[Start of Attachment]
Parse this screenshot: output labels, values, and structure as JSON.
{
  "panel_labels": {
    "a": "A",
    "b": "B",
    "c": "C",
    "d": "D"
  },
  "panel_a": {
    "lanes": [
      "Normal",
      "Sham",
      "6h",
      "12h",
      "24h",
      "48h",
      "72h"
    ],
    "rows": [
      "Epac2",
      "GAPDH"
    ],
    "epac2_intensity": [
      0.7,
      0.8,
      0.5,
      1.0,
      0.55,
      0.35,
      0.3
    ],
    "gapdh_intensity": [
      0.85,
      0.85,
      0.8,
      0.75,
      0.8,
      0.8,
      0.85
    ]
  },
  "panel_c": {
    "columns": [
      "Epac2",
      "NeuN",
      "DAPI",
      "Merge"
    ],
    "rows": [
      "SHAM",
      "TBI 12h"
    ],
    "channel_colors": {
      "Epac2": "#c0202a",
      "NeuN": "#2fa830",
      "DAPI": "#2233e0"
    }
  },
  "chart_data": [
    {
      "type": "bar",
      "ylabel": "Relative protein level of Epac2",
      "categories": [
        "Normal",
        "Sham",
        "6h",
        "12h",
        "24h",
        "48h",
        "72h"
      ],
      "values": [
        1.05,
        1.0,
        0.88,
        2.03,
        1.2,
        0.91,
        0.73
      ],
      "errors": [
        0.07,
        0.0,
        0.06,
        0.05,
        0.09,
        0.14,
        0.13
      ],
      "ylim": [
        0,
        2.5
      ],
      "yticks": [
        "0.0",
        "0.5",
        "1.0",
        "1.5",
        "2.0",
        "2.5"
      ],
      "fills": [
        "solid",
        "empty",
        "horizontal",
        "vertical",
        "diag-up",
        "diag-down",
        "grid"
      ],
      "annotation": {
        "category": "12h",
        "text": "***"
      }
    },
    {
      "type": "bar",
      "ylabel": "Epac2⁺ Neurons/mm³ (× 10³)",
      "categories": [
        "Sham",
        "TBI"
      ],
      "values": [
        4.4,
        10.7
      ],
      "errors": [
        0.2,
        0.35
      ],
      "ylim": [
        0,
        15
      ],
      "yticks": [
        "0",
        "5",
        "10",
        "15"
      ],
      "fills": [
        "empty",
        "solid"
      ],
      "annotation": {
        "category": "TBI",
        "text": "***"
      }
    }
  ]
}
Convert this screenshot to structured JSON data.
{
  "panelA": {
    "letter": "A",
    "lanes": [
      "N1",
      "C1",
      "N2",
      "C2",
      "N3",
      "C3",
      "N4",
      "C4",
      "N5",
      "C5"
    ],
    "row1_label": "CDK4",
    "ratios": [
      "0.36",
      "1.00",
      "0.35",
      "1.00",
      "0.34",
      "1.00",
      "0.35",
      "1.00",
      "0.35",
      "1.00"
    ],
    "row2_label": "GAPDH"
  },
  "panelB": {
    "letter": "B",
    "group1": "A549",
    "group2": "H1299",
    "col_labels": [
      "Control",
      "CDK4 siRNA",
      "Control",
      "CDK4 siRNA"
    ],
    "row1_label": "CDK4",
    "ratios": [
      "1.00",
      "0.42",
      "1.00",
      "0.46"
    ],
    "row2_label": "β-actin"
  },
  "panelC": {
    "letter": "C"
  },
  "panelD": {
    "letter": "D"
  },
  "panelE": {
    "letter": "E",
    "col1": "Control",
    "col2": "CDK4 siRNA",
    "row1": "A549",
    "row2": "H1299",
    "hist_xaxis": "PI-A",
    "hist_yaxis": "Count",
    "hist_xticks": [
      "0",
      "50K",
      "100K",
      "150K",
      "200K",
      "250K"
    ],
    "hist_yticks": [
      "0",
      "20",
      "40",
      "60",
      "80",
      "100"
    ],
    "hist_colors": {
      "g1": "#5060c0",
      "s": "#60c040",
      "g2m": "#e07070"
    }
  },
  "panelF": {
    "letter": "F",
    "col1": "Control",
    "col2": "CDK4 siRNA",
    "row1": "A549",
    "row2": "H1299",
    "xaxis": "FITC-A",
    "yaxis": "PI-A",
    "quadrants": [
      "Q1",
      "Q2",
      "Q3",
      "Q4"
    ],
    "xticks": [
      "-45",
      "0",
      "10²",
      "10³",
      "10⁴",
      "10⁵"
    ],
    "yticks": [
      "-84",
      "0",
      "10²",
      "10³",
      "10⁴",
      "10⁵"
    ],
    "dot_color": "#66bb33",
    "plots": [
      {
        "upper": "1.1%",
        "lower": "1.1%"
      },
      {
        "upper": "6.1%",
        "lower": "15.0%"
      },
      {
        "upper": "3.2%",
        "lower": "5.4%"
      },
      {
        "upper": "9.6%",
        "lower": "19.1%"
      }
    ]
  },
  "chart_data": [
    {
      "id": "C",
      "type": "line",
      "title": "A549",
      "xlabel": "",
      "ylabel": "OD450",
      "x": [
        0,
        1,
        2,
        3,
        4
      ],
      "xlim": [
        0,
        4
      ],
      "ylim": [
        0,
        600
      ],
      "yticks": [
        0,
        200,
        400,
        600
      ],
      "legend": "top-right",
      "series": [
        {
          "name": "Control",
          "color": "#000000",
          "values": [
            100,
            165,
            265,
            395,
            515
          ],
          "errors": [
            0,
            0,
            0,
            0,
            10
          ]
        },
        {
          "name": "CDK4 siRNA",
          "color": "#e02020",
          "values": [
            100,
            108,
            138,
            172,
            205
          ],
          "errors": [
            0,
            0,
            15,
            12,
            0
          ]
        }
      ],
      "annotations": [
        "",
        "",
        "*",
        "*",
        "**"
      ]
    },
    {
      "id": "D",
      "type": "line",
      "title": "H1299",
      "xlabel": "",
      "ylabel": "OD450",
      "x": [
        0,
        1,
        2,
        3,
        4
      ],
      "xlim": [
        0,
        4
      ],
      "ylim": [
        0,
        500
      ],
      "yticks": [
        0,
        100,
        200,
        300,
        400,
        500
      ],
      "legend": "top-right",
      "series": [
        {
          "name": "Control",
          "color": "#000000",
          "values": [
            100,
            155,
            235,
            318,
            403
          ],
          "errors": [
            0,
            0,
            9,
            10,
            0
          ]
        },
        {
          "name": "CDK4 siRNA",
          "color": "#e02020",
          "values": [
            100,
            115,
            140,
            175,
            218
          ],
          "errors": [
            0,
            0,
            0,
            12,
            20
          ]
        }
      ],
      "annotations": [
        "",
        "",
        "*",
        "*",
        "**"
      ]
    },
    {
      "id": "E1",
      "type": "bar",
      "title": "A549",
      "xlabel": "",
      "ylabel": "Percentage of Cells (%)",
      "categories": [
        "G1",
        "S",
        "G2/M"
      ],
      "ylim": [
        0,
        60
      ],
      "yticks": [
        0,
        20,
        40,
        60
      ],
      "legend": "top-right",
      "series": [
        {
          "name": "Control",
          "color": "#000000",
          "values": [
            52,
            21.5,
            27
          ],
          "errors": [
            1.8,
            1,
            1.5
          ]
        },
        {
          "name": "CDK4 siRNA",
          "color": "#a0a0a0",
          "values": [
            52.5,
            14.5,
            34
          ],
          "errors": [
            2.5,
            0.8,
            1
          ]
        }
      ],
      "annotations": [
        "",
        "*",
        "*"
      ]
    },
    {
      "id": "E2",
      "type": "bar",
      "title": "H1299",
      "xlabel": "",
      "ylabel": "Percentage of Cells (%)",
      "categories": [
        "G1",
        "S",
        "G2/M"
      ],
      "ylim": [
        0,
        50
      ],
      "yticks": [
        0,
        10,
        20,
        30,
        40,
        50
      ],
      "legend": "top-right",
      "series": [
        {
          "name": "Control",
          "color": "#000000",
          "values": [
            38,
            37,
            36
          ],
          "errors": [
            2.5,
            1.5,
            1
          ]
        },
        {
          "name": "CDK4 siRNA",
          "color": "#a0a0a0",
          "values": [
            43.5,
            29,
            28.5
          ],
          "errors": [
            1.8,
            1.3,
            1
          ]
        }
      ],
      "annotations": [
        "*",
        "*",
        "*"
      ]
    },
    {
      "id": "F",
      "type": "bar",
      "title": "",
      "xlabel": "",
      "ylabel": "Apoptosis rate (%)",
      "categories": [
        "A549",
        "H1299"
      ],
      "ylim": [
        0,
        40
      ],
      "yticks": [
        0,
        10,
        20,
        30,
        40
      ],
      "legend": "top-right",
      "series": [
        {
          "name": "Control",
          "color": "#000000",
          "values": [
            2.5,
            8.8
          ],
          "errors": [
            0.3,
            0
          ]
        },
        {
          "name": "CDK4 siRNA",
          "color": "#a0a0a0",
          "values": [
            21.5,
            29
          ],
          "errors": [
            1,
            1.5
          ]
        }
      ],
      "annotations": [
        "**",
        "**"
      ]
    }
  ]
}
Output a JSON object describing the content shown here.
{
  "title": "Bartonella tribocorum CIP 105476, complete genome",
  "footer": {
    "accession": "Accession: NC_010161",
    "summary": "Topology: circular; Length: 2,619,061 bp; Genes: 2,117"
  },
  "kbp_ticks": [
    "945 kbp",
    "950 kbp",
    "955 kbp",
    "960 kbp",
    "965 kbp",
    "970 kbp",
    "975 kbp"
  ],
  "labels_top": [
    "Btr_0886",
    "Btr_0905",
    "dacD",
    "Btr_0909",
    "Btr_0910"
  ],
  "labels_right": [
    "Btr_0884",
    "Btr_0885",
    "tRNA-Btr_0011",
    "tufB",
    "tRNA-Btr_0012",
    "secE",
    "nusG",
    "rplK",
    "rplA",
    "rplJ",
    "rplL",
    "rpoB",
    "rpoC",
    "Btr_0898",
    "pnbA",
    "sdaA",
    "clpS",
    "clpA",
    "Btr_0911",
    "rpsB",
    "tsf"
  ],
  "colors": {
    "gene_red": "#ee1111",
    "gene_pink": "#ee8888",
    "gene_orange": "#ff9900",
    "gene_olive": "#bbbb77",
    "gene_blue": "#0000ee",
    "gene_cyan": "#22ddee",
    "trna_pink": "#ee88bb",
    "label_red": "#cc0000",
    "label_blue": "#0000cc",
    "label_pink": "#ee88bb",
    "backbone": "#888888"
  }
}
[End of Attachment]
- _Task to carry out_
Lines holding the string "this" in the records: how many are there? Give only the number.

- _Answer area_
2